- _Aim_
Give the entries again exactly, every one of them.

- _Input data_
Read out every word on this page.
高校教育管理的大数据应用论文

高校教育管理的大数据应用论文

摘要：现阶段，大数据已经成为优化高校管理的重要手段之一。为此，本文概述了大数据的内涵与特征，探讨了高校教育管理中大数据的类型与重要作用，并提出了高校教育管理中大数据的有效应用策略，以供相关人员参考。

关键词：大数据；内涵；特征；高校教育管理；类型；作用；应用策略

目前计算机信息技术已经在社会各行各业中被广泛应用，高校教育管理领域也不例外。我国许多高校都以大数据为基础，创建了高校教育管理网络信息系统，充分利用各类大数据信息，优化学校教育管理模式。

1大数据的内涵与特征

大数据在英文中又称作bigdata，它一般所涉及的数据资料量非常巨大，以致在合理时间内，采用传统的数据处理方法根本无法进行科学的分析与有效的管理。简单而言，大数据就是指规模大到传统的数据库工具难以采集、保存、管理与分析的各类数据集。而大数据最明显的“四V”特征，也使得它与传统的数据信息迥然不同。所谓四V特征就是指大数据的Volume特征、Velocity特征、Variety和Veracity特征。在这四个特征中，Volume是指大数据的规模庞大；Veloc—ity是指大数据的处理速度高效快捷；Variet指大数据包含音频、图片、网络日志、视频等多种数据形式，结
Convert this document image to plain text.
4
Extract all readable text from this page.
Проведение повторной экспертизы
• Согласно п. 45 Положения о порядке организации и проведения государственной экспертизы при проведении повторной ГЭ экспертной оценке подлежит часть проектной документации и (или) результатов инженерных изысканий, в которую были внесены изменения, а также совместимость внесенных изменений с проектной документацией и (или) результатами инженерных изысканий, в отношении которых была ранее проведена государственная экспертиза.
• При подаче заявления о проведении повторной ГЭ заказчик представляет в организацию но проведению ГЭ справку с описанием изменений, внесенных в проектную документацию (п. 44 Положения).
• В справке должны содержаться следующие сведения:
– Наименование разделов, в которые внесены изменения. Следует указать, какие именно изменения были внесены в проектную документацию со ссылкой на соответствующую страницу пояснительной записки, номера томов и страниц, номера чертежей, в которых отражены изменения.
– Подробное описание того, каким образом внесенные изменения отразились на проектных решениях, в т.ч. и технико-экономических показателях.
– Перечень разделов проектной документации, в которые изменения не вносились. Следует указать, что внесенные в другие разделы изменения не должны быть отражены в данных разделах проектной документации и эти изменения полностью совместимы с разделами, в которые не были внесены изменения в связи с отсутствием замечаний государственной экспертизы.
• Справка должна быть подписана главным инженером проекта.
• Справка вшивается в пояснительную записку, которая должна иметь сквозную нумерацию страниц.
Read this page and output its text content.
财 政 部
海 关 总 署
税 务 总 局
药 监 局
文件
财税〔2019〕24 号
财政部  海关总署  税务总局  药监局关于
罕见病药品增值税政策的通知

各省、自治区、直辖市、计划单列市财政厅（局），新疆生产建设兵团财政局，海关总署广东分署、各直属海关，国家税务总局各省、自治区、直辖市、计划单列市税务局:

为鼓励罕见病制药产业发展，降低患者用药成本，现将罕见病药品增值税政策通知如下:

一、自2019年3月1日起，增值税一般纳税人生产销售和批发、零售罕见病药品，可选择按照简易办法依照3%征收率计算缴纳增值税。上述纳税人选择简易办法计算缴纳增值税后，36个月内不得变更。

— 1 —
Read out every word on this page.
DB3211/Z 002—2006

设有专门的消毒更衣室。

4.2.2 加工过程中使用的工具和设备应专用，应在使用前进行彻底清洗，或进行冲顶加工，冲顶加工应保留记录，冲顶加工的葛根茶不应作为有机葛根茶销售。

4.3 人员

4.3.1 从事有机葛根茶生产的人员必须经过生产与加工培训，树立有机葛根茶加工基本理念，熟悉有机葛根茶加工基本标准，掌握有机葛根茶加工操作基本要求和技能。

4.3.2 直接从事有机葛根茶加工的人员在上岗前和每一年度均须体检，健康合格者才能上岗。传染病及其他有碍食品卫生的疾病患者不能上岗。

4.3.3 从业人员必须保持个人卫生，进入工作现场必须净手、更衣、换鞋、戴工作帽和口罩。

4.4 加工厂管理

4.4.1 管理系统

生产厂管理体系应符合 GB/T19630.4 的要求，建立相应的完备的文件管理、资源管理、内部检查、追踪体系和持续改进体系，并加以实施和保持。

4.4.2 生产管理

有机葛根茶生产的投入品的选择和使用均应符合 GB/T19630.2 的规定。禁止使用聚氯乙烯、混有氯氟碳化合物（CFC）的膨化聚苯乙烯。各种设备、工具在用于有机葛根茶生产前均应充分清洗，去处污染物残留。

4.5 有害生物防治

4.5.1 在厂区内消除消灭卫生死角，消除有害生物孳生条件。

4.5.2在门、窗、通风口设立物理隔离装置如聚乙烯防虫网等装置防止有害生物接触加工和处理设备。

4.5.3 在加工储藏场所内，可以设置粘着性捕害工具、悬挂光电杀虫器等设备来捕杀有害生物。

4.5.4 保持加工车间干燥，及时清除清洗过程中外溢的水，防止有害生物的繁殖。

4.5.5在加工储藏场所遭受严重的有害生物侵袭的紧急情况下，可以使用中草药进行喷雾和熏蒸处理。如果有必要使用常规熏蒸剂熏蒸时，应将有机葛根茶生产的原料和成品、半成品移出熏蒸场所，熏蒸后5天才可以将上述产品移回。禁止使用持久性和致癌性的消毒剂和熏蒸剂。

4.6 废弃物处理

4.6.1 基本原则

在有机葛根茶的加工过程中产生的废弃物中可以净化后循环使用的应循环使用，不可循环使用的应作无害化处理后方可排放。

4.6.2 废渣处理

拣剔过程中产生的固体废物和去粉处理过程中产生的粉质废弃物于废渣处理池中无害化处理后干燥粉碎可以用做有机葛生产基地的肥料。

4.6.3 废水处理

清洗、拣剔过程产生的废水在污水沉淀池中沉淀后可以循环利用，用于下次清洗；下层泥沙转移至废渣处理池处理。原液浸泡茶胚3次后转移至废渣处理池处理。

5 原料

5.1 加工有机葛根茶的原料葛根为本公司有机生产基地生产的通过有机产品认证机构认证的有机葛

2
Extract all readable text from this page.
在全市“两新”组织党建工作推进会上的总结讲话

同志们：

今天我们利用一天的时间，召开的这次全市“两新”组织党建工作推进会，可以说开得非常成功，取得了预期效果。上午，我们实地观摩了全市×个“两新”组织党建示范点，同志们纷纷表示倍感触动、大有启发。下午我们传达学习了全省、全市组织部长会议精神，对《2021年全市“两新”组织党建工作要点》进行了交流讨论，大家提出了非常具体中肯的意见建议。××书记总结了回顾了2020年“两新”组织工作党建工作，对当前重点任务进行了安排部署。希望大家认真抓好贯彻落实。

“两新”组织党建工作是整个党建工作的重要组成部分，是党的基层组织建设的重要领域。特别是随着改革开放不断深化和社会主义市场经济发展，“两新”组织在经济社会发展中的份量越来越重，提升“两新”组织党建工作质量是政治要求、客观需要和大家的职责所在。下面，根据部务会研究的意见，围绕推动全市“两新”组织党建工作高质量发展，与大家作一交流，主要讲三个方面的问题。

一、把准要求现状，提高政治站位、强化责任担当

- _Written answer_
Read out every word on this page.
高校教育管理的大数据应用论文

高校教育管理的大数据应用论文

摘要：现阶段，大数据已经成为优化高校管理的重要手段之一。为此，本文概述了大数据的内涵与特征，探讨了高校教育管理中大数据的类型与重要作用，并提出了高校教育管理中大数据的有效应用策略，以供相关人员参考。

关键词：大数据；内涵；特征；高校教育管理；类型；作用；应用策略

目前计算机信息技术已经在社会各行各业中被广泛应用，高校教育管理领域也不例外。我国许多高校都以大数据为基础，创建了高校教育管理网络信息系统，充分利用各类大数据信息，优化学校教育管理模式。

1大数据的内涵与特征

大数据在英文中又称作bigdata，它一般所涉及的数据资料量非常巨大，以致在合理时间内，采用传统的数据处理方法根本无法进行科学的分析与有效的管理。简单而言，大数据就是指规模大到传统的数据库工具难以采集、保存、管理与分析的各类数据集。而大数据最明显的“四V”特征，也使得它与传统的数据信息迥然不同。所谓四V特征就是指大数据的Volume特征、Velocity特征、Variety和Veracity特征。在这四个特征中，Volume是指大数据的规模庞大；Veloc—ity是指大数据的处理速度高效快捷；Variet指大数据包含音频、图片、网络日志、视频等多种数据形式，结
Convert this document image to plain text.
4
Extract all readable text from this page.
Проведение повторной экспертизы
• Согласно п. 45 Положения о порядке организации и проведения государственной экспертизы при проведении повторной ГЭ экспертной оценке подлежит часть проектной документации и (или) результатов инженерных изысканий, в которую были внесены изменения, а также совместимость внесенных изменений с проектной документацией и (или) результатами инженерных изысканий, в отношении которых была ранее проведена государственная экспертиза.
• При подаче заявления о проведении повторной ГЭ заказчик представляет в организацию но проведению ГЭ справку с описанием изменений, внесенных в проектную документацию (п. 44 Положения).
• В справке должны содержаться следующие сведения:
– Наименование разделов, в которые внесены изменения. Следует указать, какие именно изменения были внесены в проектную документацию со ссылкой на соответствующую страницу пояснительной записки, номера томов и страниц, номера чертежей, в которых отражены изменения.
– Подробное описание того, каким образом внесенные изменения отразились на проектных решениях, в т.ч. и технико-экономических показателях.
– Перечень разделов проектной документации, в которые изменения не вносились. Следует указать, что внесенные в другие разделы изменения не должны быть отражены в данных разделах проектной документации и эти изменения полностью совместимы с разделами, в которые не были внесены изменения в связи с отсутствием замечаний государственной экспертизы.
• Справка должна быть подписана главным инженером проекта.
• Справка вшивается в пояснительную записку, которая должна иметь сквозную нумерацию страниц.
Read this page and output its text content.
财 政 部
海 关 总 署
税 务 总 局
药 监 局
文件
财税〔2019〕24 号
财政部  海关总署  税务总局  药监局关于
罕见病药品增值税政策的通知

各省、自治区、直辖市、计划单列市财政厅（局），新疆生产建设兵团财政局，海关总署广东分署、各直属海关，国家税务总局各省、自治区、直辖市、计划单列市税务局:

为鼓励罕见病制药产业发展，降低患者用药成本，现将罕见病药品增值税政策通知如下:

一、自2019年3月1日起，增值税一般纳税人生产销售和批发、零售罕见病药品，可选择按照简易办法依照3%征收率计算缴纳增值税。上述纳税人选择简易办法计算缴纳增值税后，36个月内不得变更。

— 1 —
Read out every word on this page.
DB3211/Z 002—2006

设有专门的消毒更衣室。

4.2.2 加工过程中使用的工具和设备应专用，应在使用前进行彻底清洗，或进行冲顶加工，冲顶加工应保留记录，冲顶加工的葛根茶不应作为有机葛根茶销售。

4.3 人员

4.3.1 从事有机葛根茶生产的人员必须经过生产与加工培训，树立有机葛根茶加工基本理念，熟悉有机葛根茶加工基本标准，掌握有机葛根茶加工操作基本要求和技能。

4.3.2 直接从事有机葛根茶加工的人员在上岗前和每一年度均须体检，健康合格者才能上岗。传染病及其他有碍食品卫生的疾病患者不能上岗。

4.3.3 从业人员必须保持个人卫生，进入工作现场必须净手、更衣、换鞋、戴工作帽和口罩。

4.4 加工厂管理

4.4.1 管理系统

生产厂管理体系应符合 GB/T19630.4 的要求，建立相应的完备的文件管理、资源管理、内部检查、追踪体系和持续改进体系，并加以实施和保持。

4.4.2 生产管理

有机葛根茶生产的投入品的选择和使用均应符合 GB/T19630.2 的规定。禁止使用聚氯乙烯、混有氯氟碳化合物（CFC）的膨化聚苯乙烯。各种设备、工具在用于有机葛根茶生产前均应充分清洗，去处污染物残留。

4.5 有害生物防治

4.5.1 在厂区内消除消灭卫生死角，消除有害生物孳生条件。

4.5.2在门、窗、通风口设立物理隔离装置如聚乙烯防虫网等装置防止有害生物接触加工和处理设备。

4.5.3 在加工储藏场所内，可以设置粘着性捕害工具、悬挂光电杀虫器等设备来捕杀有害生物。

4.5.4 保持加工车间干燥，及时清除清洗过程中外溢的水，防止有害生物的繁殖。

4.5.5在加工储藏场所遭受严重的有害生物侵袭的紧急情况下，可以使用中草药进行喷雾和熏蒸处理。如果有必要使用常规熏蒸剂熏蒸时，应将有机葛根茶生产的原料和成品、半成品移出熏蒸场所，熏蒸后5天才可以将上述产品移回。禁止使用持久性和致癌性的消毒剂和熏蒸剂。

4.6 废弃物处理

4.6.1 基本原则

在有机葛根茶的加工过程中产生的废弃物中可以净化后循环使用的应循环使用，不可循环使用的应作无害化处理后方可排放。

4.6.2 废渣处理

拣剔过程中产生的固体废物和去粉处理过程中产生的粉质废弃物于废渣处理池中无害化处理后干燥粉碎可以用做有机葛生产基地的肥料。

4.6.3 废水处理

清洗、拣剔过程产生的废水在污水沉淀池中沉淀后可以循环利用，用于下次清洗；下层泥沙转移至废渣处理池处理。原液浸泡茶胚3次后转移至废渣处理池处理。

5 原料

5.1 加工有机葛根茶的原料葛根为本公司有机生产基地生产的通过有机产品认证机构认证的有机葛

2
Extract all readable text from this page.
在全市“两新”组织党建工作推进会上的总结讲话

同志们：

今天我们利用一天的时间，召开的这次全市“两新”组织党建工作推进会，可以说开得非常成功，取得了预期效果。上午，我们实地观摩了全市×个“两新”组织党建示范点，同志们纷纷表示倍感触动、大有启发。下午我们传达学习了全省、全市组织部长会议精神，对《2021年全市“两新”组织党建工作要点》进行了交流讨论，大家提出了非常具体中肯的意见建议。××书记总结了回顾了2020年“两新”组织工作党建工作，对当前重点任务进行了安排部署。希望大家认真抓好贯彻落实。

“两新”组织党建工作是整个党建工作的重要组成部分，是党的基层组织建设的重要领域。特别是随着改革开放不断深化和社会主义市场经济发展，“两新”组织在经济社会发展中的份量越来越重，提升“两新”组织党建工作质量是政治要求、客观需要和大家的职责所在。下面，根据部务会研究的意见，围绕推动全市“两新”组织党建工作高质量发展，与大家作一交流，主要讲三个方面的问题。

一、把准要求现状，提高政治站位、强化责任担当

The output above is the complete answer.